§ Set task:
Write out all of the data exactly as it appears.

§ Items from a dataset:
◆ ◆ ◆ ◆ ◆

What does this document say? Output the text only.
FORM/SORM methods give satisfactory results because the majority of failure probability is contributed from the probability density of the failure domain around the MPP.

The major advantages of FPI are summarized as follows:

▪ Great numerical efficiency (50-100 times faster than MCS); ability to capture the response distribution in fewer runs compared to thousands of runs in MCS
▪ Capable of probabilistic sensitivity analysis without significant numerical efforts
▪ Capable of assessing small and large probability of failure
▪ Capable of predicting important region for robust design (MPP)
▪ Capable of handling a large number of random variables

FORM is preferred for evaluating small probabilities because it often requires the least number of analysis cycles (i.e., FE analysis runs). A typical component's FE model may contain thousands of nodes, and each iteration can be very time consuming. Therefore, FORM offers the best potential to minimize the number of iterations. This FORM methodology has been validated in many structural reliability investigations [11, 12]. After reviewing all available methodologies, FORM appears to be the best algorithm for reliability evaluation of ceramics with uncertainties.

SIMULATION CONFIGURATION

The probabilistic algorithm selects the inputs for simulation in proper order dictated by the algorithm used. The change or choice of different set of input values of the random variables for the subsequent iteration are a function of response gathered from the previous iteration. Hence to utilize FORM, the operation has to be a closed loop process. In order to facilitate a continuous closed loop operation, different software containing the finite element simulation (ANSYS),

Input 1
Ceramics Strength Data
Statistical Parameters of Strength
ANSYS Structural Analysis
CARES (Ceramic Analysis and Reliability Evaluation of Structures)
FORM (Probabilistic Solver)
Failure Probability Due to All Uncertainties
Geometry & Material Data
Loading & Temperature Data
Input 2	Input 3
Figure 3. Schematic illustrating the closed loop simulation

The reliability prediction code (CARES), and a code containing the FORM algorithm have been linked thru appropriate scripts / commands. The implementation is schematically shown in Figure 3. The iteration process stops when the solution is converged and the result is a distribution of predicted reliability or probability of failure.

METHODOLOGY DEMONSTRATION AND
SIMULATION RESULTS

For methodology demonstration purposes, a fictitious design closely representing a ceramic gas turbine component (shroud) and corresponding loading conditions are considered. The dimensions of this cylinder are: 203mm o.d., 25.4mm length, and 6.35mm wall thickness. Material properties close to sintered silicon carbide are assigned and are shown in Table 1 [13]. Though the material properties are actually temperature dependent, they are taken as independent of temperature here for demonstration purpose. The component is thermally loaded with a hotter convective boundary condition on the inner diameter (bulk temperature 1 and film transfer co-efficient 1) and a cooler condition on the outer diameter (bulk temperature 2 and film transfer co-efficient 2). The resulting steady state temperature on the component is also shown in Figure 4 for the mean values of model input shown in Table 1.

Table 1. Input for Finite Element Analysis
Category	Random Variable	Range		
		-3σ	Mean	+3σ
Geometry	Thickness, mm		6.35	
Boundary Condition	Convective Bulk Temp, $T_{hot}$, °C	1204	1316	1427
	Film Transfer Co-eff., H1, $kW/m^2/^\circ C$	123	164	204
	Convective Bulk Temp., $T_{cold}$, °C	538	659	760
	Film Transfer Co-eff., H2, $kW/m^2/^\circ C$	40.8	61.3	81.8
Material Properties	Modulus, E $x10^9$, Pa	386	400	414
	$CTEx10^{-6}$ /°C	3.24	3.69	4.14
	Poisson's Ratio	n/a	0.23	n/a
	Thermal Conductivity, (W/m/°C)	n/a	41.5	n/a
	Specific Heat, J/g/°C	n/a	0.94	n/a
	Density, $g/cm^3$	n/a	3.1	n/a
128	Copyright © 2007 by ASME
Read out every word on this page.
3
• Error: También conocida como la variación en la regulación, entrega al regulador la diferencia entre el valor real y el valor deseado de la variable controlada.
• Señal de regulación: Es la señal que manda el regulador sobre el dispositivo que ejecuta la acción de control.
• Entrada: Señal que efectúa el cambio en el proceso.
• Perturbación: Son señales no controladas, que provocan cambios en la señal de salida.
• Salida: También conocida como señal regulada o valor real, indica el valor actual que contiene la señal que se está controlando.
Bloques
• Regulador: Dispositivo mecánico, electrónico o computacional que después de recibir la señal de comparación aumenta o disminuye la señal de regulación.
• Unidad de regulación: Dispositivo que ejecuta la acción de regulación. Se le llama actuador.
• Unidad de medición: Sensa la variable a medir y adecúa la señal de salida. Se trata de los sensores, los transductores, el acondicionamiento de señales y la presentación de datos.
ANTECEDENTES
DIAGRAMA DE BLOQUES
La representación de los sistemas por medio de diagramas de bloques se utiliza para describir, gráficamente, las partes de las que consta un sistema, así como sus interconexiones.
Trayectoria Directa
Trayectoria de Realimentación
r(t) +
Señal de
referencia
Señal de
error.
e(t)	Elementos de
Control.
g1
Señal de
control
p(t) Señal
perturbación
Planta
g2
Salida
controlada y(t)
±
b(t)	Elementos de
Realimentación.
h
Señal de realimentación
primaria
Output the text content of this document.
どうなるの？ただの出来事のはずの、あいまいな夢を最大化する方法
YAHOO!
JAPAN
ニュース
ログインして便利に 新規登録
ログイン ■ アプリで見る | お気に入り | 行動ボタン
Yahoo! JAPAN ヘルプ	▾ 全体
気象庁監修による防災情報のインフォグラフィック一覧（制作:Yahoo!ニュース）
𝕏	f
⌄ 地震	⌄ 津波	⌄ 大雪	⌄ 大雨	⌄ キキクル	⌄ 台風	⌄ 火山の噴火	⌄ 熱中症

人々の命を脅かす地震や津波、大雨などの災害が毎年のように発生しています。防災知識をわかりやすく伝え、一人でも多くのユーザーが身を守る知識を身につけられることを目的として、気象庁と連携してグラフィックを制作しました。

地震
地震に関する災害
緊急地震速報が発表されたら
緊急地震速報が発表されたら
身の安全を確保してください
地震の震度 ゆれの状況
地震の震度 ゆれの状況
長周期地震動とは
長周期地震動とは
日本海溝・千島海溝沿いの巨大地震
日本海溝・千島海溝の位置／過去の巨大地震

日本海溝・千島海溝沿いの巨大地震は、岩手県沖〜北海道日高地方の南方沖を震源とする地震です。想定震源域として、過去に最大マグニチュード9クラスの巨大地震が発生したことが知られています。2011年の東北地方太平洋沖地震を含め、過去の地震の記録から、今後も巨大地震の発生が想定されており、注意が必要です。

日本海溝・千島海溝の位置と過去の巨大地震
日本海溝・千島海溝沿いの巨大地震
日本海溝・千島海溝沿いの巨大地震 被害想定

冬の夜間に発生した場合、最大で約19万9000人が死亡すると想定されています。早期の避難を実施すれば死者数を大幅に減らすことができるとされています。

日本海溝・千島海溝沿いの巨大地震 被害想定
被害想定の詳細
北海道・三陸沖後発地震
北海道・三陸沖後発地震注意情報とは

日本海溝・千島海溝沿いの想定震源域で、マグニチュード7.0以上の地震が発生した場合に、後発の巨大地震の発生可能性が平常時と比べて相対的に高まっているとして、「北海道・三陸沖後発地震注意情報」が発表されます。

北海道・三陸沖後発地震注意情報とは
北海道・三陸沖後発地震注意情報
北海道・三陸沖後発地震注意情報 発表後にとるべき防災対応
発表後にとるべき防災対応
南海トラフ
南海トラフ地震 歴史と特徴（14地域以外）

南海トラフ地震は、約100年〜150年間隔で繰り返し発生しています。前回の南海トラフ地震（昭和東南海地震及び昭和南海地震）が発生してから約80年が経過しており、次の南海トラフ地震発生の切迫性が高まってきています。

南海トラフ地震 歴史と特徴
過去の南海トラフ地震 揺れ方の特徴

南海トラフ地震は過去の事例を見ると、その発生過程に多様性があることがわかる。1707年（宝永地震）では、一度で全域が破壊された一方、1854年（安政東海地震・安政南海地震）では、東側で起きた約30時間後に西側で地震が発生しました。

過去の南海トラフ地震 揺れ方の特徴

◆ ◆ ◆ ◆ ◆

§ The answer:
What does this document say? Output the text only.
FORM/SORM methods give satisfactory results because the majority of failure probability is contributed from the probability density of the failure domain around the MPP.

The major advantages of FPI are summarized as follows:

▪ Great numerical efficiency (50-100 times faster than MCS); ability to capture the response distribution in fewer runs compared to thousands of runs in MCS
▪ Capable of probabilistic sensitivity analysis without significant numerical efforts
▪ Capable of assessing small and large probability of failure
▪ Capable of predicting important region for robust design (MPP)
▪ Capable of handling a large number of random variables

FORM is preferred for evaluating small probabilities because it often requires the least number of analysis cycles (i.e., FE analysis runs). A typical component's FE model may contain thousands of nodes, and each iteration can be very time consuming. Therefore, FORM offers the best potential to minimize the number of iterations. This FORM methodology has been validated in many structural reliability investigations [11, 12]. After reviewing all available methodologies, FORM appears to be the best algorithm for reliability evaluation of ceramics with uncertainties.

SIMULATION CONFIGURATION

The probabilistic algorithm selects the inputs for simulation in proper order dictated by the algorithm used. The change or choice of different set of input values of the random variables for the subsequent iteration are a function of response gathered from the previous iteration. Hence to utilize FORM, the operation has to be a closed loop process. In order to facilitate a continuous closed loop operation, different software containing the finite element simulation (ANSYS),

Input 1
Ceramics Strength Data
Statistical Parameters of Strength
ANSYS Structural Analysis
CARES (Ceramic Analysis and Reliability Evaluation of Structures)
FORM (Probabilistic Solver)
Failure Probability Due to All Uncertainties
Geometry & Material Data
Loading & Temperature Data
Input 2	Input 3
Figure 3. Schematic illustrating the closed loop simulation

The reliability prediction code (CARES), and a code containing the FORM algorithm have been linked thru appropriate scripts / commands. The implementation is schematically shown in Figure 3. The iteration process stops when the solution is converged and the result is a distribution of predicted reliability or probability of failure.

METHODOLOGY DEMONSTRATION AND
SIMULATION RESULTS

For methodology demonstration purposes, a fictitious design closely representing a ceramic gas turbine component (shroud) and corresponding loading conditions are considered. The dimensions of this cylinder are: 203mm o.d., 25.4mm length, and 6.35mm wall thickness. Material properties close to sintered silicon carbide are assigned and are shown in Table 1 [13]. Though the material properties are actually temperature dependent, they are taken as independent of temperature here for demonstration purpose. The component is thermally loaded with a hotter convective boundary condition on the inner diameter (bulk temperature 1 and film transfer co-efficient 1) and a cooler condition on the outer diameter (bulk temperature 2 and film transfer co-efficient 2). The resulting steady state temperature on the component is also shown in Figure 4 for the mean values of model input shown in Table 1.

Table 1. Input for Finite Element Analysis
Category	Random Variable	Range		
		-3σ	Mean	+3σ
Geometry	Thickness, mm		6.35	
Boundary Condition	Convective Bulk Temp, $T_{hot}$, °C	1204	1316	1427
	Film Transfer Co-eff., H1, $kW/m^2/^\circ C$	123	164	204
	Convective Bulk Temp., $T_{cold}$, °C	538	659	760
	Film Transfer Co-eff., H2, $kW/m^2/^\circ C$	40.8	61.3	81.8
Material Properties	Modulus, E $x10^9$, Pa	386	400	414
	$CTEx10^{-6}$ /°C	3.24	3.69	4.14
	Poisson's Ratio	n/a	0.23	n/a
	Thermal Conductivity, (W/m/°C)	n/a	41.5	n/a
	Specific Heat, J/g/°C	n/a	0.94	n/a
	Density, $g/cm^3$	n/a	3.1	n/a
128	Copyright © 2007 by ASME
Read out every word on this page.
3
• Error: También conocida como la variación en la regulación, entrega al regulador la diferencia entre el valor real y el valor deseado de la variable controlada.
• Señal de regulación: Es la señal que manda el regulador sobre el dispositivo que ejecuta la acción de control.
• Entrada: Señal que efectúa el cambio en el proceso.
• Perturbación: Son señales no controladas, que provocan cambios en la señal de salida.
• Salida: También conocida como señal regulada o valor real, indica el valor actual que contiene la señal que se está controlando.
Bloques
• Regulador: Dispositivo mecánico, electrónico o computacional que después de recibir la señal de comparación aumenta o disminuye la señal de regulación.
• Unidad de regulación: Dispositivo que ejecuta la acción de regulación. Se le llama actuador.
• Unidad de medición: Sensa la variable a medir y adecúa la señal de salida. Se trata de los sensores, los transductores, el acondicionamiento de señales y la presentación de datos.
ANTECEDENTES
DIAGRAMA DE BLOQUES
La representación de los sistemas por medio de diagramas de bloques se utiliza para describir, gráficamente, las partes de las que consta un sistema, así como sus interconexiones.
Trayectoria Directa
Trayectoria de Realimentación
r(t) +
Señal de
referencia
Señal de
error.
e(t)	Elementos de
Control.
g1
Señal de
control
p(t) Señal
perturbación
Planta
g2
Salida
controlada y(t)
±
b(t)	Elementos de
Realimentación.
h
Señal de realimentación
primaria
Output the text content of this document.
どうなるの？ただの出来事のはずの、あいまいな夢を最大化する方法
YAHOO!
JAPAN
ニュース
ログインして便利に 新規登録
ログイン ■ アプリで見る | お気に入り | 行動ボタン
Yahoo! JAPAN ヘルプ	▾ 全体
気象庁監修による防災情報のインフォグラフィック一覧（制作:Yahoo!ニュース）
𝕏	f
⌄ 地震	⌄ 津波	⌄ 大雪	⌄ 大雨	⌄ キキクル	⌄ 台風	⌄ 火山の噴火	⌄ 熱中症

人々の命を脅かす地震や津波、大雨などの災害が毎年のように発生しています。防災知識をわかりやすく伝え、一人でも多くのユーザーが身を守る知識を身につけられることを目的として、気象庁と連携してグラフィックを制作しました。

地震
地震に関する災害
緊急地震速報が発表されたら
緊急地震速報が発表されたら
身の安全を確保してください
地震の震度 ゆれの状況
地震の震度 ゆれの状況
長周期地震動とは
長周期地震動とは
日本海溝・千島海溝沿いの巨大地震
日本海溝・千島海溝の位置／過去の巨大地震

日本海溝・千島海溝沿いの巨大地震は、岩手県沖〜北海道日高地方の南方沖を震源とする地震です。想定震源域として、過去に最大マグニチュード9クラスの巨大地震が発生したことが知られています。2011年の東北地方太平洋沖地震を含め、過去の地震の記録から、今後も巨大地震の発生が想定されており、注意が必要です。

日本海溝・千島海溝の位置と過去の巨大地震
日本海溝・千島海溝沿いの巨大地震
日本海溝・千島海溝沿いの巨大地震 被害想定

冬の夜間に発生した場合、最大で約19万9000人が死亡すると想定されています。早期の避難を実施すれば死者数を大幅に減らすことができるとされています。

日本海溝・千島海溝沿いの巨大地震 被害想定
被害想定の詳細
北海道・三陸沖後発地震
北海道・三陸沖後発地震注意情報とは

日本海溝・千島海溝沿いの想定震源域で、マグニチュード7.0以上の地震が発生した場合に、後発の巨大地震の発生可能性が平常時と比べて相対的に高まっているとして、「北海道・三陸沖後発地震注意情報」が発表されます。

北海道・三陸沖後発地震注意情報とは
北海道・三陸沖後発地震注意情報
北海道・三陸沖後発地震注意情報 発表後にとるべき防災対応
発表後にとるべき防災対応
南海トラフ
南海トラフ地震 歴史と特徴（14地域以外）

南海トラフ地震は、約100年〜150年間隔で繰り返し発生しています。前回の南海トラフ地震（昭和東南海地震及び昭和南海地震）が発生してから約80年が経過しており、次の南海トラフ地震発生の切迫性が高まってきています。

南海トラフ地震 歴史と特徴
過去の南海トラフ地震 揺れ方の特徴

南海トラフ地震は過去の事例を見ると、その発生過程に多様性があることがわかる。1707年（宝永地震）では、一度で全域が破壊された一方、1854年（安政東海地震・安政南海地震）では、東側で起きた約30時間後に西側で地震が発生しました。

過去の南海トラフ地震 揺れ方の特徴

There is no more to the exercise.